___ Material for the task

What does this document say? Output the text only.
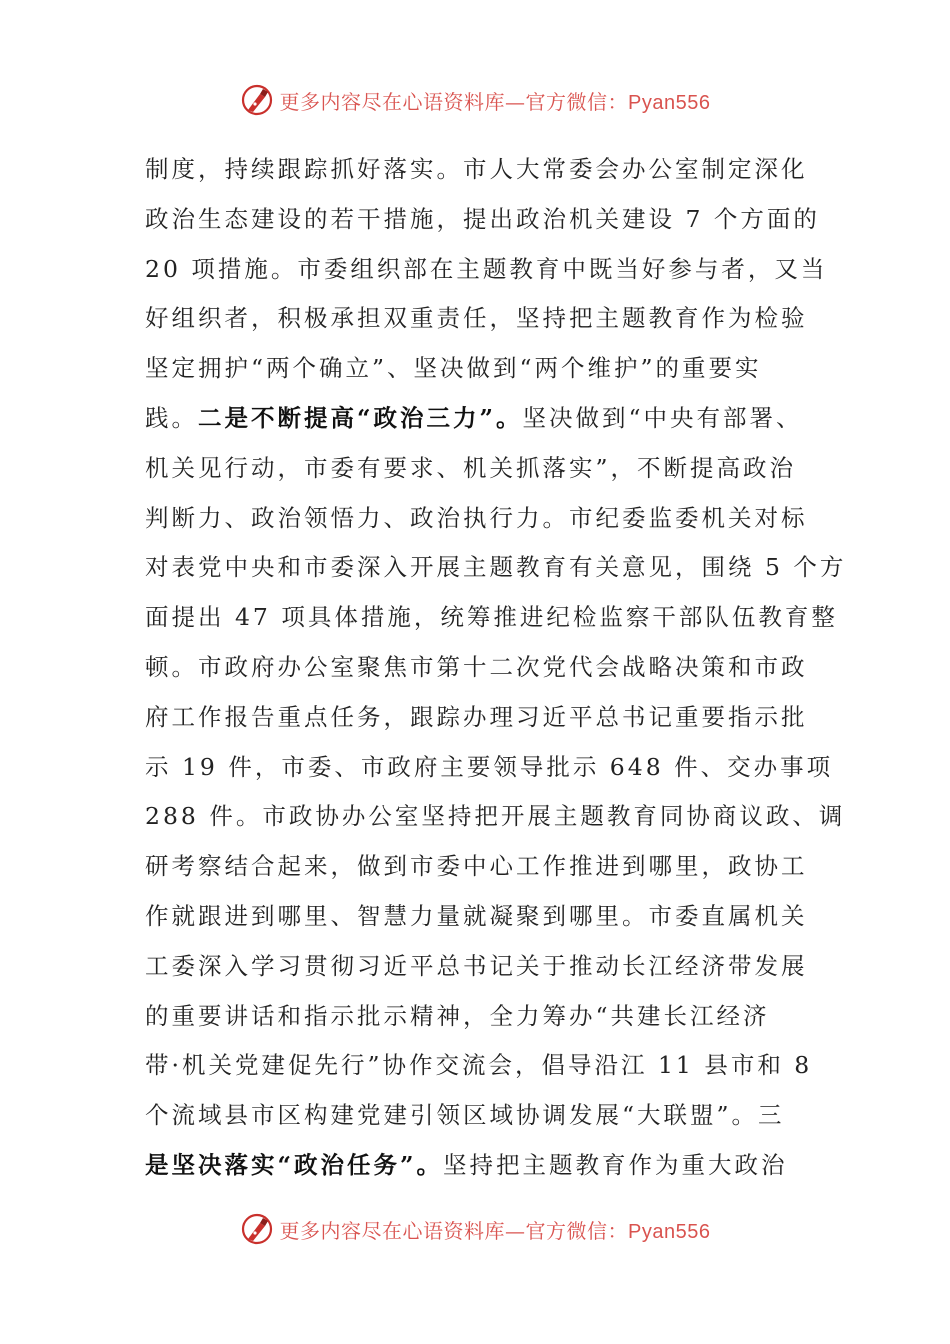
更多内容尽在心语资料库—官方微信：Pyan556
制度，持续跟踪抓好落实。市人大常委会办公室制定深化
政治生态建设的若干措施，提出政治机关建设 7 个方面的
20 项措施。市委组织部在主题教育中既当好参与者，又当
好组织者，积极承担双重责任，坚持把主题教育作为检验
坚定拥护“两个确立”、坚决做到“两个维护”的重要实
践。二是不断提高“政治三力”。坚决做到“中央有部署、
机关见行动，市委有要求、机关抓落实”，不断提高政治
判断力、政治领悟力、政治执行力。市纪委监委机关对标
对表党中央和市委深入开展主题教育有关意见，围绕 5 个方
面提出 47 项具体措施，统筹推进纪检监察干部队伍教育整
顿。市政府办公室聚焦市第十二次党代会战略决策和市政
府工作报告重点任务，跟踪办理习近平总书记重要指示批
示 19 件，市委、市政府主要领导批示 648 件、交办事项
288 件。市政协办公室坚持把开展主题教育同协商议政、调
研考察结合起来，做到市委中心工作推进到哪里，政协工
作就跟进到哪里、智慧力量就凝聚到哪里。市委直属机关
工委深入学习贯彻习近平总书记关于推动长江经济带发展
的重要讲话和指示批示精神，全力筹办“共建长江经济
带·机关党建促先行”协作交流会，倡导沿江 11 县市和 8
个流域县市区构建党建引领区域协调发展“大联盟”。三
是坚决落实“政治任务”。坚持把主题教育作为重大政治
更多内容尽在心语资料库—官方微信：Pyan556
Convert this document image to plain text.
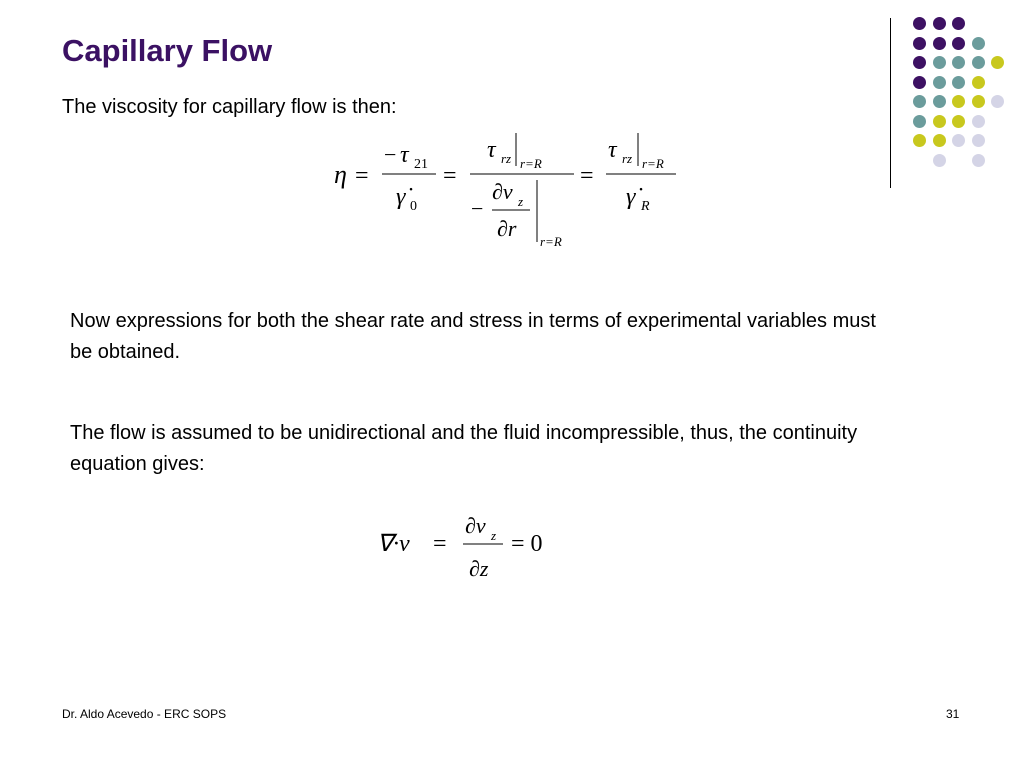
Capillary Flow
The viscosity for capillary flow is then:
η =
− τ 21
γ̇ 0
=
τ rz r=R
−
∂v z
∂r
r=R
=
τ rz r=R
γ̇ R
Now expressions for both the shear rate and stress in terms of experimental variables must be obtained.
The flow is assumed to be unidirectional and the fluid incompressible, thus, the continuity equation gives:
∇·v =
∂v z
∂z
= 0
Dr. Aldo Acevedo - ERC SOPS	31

______

• **What is being asked**
Each record above must be returned exactly as written, with its pictures omitted.

• **Result of this task**
What does this document say? Output the text only.
更多内容尽在心语资料库—官方微信：Pyan556
制度，持续跟踪抓好落实。市人大常委会办公室制定深化
政治生态建设的若干措施，提出政治机关建设 7 个方面的
20 项措施。市委组织部在主题教育中既当好参与者，又当
好组织者，积极承担双重责任，坚持把主题教育作为检验
坚定拥护“两个确立”、坚决做到“两个维护”的重要实
践。二是不断提高“政治三力”。坚决做到“中央有部署、
机关见行动，市委有要求、机关抓落实”，不断提高政治
判断力、政治领悟力、政治执行力。市纪委监委机关对标
对表党中央和市委深入开展主题教育有关意见，围绕 5 个方
面提出 47 项具体措施，统筹推进纪检监察干部队伍教育整
顿。市政府办公室聚焦市第十二次党代会战略决策和市政
府工作报告重点任务，跟踪办理习近平总书记重要指示批
示 19 件，市委、市政府主要领导批示 648 件、交办事项
288 件。市政协办公室坚持把开展主题教育同协商议政、调
研考察结合起来，做到市委中心工作推进到哪里，政协工
作就跟进到哪里、智慧力量就凝聚到哪里。市委直属机关
工委深入学习贯彻习近平总书记关于推动长江经济带发展
的重要讲话和指示批示精神，全力筹办“共建长江经济
带·机关党建促先行”协作交流会，倡导沿江 11 县市和 8
个流域县市区构建党建引领区域协调发展“大联盟”。三
是坚决落实“政治任务”。坚持把主题教育作为重大政治
更多内容尽在心语资料库—官方微信：Pyan556
Convert this document image to plain text.
Capillary Flow
The viscosity for capillary flow is then:
η =
− τ 21
γ̇ 0
=
τ rz r=R
−
∂v z
∂r
r=R
=
τ rz r=R
γ̇ R
Now expressions for both the shear rate and stress in terms of experimental variables must be obtained.
The flow is assumed to be unidirectional and the fluid incompressible, thus, the continuity equation gives:
∇·v =
∂v z
∂z
= 0
Dr. Aldo Acevedo - ERC SOPS	31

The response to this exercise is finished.